[Requirement] Reproduce all of the data exactly, with no line skipped.

#### Dataset extract

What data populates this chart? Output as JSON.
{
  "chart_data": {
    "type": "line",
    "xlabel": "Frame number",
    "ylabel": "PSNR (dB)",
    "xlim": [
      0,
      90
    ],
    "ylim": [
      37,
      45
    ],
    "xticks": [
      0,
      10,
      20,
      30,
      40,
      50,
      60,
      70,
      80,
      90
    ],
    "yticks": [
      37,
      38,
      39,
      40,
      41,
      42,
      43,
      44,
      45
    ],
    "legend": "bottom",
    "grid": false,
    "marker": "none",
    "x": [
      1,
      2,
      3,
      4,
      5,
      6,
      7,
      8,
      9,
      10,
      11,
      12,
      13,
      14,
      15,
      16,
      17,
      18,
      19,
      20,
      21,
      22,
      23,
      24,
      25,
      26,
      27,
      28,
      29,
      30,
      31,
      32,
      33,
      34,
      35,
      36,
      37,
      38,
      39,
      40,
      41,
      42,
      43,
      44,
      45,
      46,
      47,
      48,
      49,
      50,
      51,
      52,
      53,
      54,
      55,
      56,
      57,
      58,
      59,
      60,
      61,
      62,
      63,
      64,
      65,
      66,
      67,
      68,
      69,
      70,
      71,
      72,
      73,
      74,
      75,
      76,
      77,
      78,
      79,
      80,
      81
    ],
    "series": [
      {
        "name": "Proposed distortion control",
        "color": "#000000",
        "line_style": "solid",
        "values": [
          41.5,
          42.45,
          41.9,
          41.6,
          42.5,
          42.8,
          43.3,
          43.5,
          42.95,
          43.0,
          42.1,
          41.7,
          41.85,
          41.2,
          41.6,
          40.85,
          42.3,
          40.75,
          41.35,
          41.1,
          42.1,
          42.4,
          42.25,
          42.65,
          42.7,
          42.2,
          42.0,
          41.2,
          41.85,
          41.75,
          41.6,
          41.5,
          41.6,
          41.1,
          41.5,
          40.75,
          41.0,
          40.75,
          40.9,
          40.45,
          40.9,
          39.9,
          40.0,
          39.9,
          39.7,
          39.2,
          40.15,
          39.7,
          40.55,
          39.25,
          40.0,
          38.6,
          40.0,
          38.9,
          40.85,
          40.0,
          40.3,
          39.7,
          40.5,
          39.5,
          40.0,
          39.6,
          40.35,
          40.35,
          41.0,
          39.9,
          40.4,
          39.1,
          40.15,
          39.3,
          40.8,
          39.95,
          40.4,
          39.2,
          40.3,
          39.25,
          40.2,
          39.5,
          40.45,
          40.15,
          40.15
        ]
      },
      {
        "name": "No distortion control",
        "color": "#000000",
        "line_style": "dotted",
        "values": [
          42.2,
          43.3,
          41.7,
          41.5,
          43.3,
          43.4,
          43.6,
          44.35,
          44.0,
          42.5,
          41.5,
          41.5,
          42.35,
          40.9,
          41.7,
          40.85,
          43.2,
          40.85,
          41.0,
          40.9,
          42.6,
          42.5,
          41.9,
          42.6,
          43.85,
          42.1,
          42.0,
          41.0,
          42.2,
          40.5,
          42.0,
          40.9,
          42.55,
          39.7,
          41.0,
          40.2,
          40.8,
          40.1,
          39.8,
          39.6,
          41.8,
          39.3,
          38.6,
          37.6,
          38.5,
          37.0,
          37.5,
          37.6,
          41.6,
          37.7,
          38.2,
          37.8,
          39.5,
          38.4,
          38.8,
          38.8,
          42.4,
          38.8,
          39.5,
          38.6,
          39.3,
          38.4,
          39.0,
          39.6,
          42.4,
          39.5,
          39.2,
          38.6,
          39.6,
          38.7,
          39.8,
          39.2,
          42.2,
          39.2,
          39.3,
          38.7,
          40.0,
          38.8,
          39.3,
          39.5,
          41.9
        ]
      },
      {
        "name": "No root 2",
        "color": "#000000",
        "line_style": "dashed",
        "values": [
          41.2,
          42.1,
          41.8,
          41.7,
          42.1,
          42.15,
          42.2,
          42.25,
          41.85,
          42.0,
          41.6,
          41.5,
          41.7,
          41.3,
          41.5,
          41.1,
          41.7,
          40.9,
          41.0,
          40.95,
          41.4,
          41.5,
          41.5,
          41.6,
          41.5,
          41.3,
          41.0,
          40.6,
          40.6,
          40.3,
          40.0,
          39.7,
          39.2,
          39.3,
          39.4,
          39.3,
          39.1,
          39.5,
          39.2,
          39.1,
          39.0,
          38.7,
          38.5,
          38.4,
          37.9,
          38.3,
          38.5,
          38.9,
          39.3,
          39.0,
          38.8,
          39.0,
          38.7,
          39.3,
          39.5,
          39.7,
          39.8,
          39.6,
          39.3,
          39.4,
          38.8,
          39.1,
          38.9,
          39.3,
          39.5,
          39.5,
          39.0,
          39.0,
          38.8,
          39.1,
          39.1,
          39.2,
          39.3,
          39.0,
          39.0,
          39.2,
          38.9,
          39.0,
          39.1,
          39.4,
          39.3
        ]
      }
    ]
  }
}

########

[Task output]
What data populates this chart? Output as JSON.
{
  "chart_data": {
    "type": "line",
    "xlabel": "Frame number",
    "ylabel": "PSNR (dB)",
    "xlim": [
      0,
      90
    ],
    "ylim": [
      37,
      45
    ],
    "xticks": [
      0,
      10,
      20,
      30,
      40,
      50,
      60,
      70,
      80,
      90
    ],
    "yticks": [
      37,
      38,
      39,
      40,
      41,
      42,
      43,
      44,
      45
    ],
    "legend": "bottom",
    "grid": false,
    "marker": "none",
    "x": [
      1,
      2,
      3,
      4,
      5,
      6,
      7,
      8,
      9,
      10,
      11,
      12,
      13,
      14,
      15,
      16,
      17,
      18,
      19,
      20,
      21,
      22,
      23,
      24,
      25,
      26,
      27,
      28,
      29,
      30,
      31,
      32,
      33,
      34,
      35,
      36,
      37,
      38,
      39,
      40,
      41,
      42,
      43,
      44,
      45,
      46,
      47,
      48,
      49,
      50,
      51,
      52,
      53,
      54,
      55,
      56,
      57,
      58,
      59,
      60,
      61,
      62,
      63,
      64,
      65,
      66,
      67,
      68,
      69,
      70,
      71,
      72,
      73,
      74,
      75,
      76,
      77,
      78,
      79,
      80,
      81
    ],
    "series": [
      {
        "name": "Proposed distortion control",
        "color": "#000000",
        "line_style": "solid",
        "values": [
          41.5,
          42.45,
          41.9,
          41.6,
          42.5,
          42.8,
          43.3,
          43.5,
          42.95,
          43.0,
          42.1,
          41.7,
          41.85,
          41.2,
          41.6,
          40.85,
          42.3,
          40.75,
          41.35,
          41.1,
          42.1,
          42.4,
          42.25,
          42.65,
          42.7,
          42.2,
          42.0,
          41.2,
          41.85,
          41.75,
          41.6,
          41.5,
          41.6,
          41.1,
          41.5,
          40.75,
          41.0,
          40.75,
          40.9,
          40.45,
          40.9,
          39.9,
          40.0,
          39.9,
          39.7,
          39.2,
          40.15,
          39.7,
          40.55,
          39.25,
          40.0,
          38.6,
          40.0,
          38.9,
          40.85,
          40.0,
          40.3,
          39.7,
          40.5,
          39.5,
          40.0,
          39.6,
          40.35,
          40.35,
          41.0,
          39.9,
          40.4,
          39.1,
          40.15,
          39.3,
          40.8,
          39.95,
          40.4,
          39.2,
          40.3,
          39.25,
          40.2,
          39.5,
          40.45,
          40.15,
          40.15
        ]
      },
      {
        "name": "No distortion control",
        "color": "#000000",
        "line_style": "dotted",
        "values": [
          42.2,
          43.3,
          41.7,
          41.5,
          43.3,
          43.4,
          43.6,
          44.35,
          44.0,
          42.5,
          41.5,
          41.5,
          42.35,
          40.9,
          41.7,
          40.85,
          43.2,
          40.85,
          41.0,
          40.9,
          42.6,
          42.5,
          41.9,
          42.6,
          43.85,
          42.1,
          42.0,
          41.0,
          42.2,
          40.5,
          42.0,
          40.9,
          42.55,
          39.7,
          41.0,
          40.2,
          40.8,
          40.1,
          39.8,
          39.6,
          41.8,
          39.3,
          38.6,
          37.6,
          38.5,
          37.0,
          37.5,
          37.6,
          41.6,
          37.7,
          38.2,
          37.8,
          39.5,
          38.4,
          38.8,
          38.8,
          42.4,
          38.8,
          39.5,
          38.6,
          39.3,
          38.4,
          39.0,
          39.6,
          42.4,
          39.5,
          39.2,
          38.6,
          39.6,
          38.7,
          39.8,
          39.2,
          42.2,
          39.2,
          39.3,
          38.7,
          40.0,
          38.8,
          39.3,
          39.5,
          41.9
        ]
      },
      {
        "name": "No root 2",
        "color": "#000000",
        "line_style": "dashed",
        "values": [
          41.2,
          42.1,
          41.8,
          41.7,
          42.1,
          42.15,
          42.2,
          42.25,
          41.85,
          42.0,
          41.6,
          41.5,
          41.7,
          41.3,
          41.5,
          41.1,
          41.7,
          40.9,
          41.0,
          40.95,
          41.4,
          41.5,
          41.5,
          41.6,
          41.5,
          41.3,
          41.0,
          40.6,
          40.6,
          40.3,
          40.0,
          39.7,
          39.2,
          39.3,
          39.4,
          39.3,
          39.1,
          39.5,
          39.2,
          39.1,
          39.0,
          38.7,
          38.5,
          38.4,
          37.9,
          38.3,
          38.5,
          38.9,
          39.3,
          39.0,
          38.8,
          39.0,
          38.7,
          39.3,
          39.5,
          39.7,
          39.8,
          39.6,
          39.3,
          39.4,
          38.8,
          39.1,
          38.9,
          39.3,
          39.5,
          39.5,
          39.0,
          39.0,
          38.8,
          39.1,
          39.1,
          39.2,
          39.3,
          39.0,
          39.0,
          39.2,
          38.9,
          39.0,
          39.1,
          39.4,
          39.3
        ]
      }
    ]
  }
}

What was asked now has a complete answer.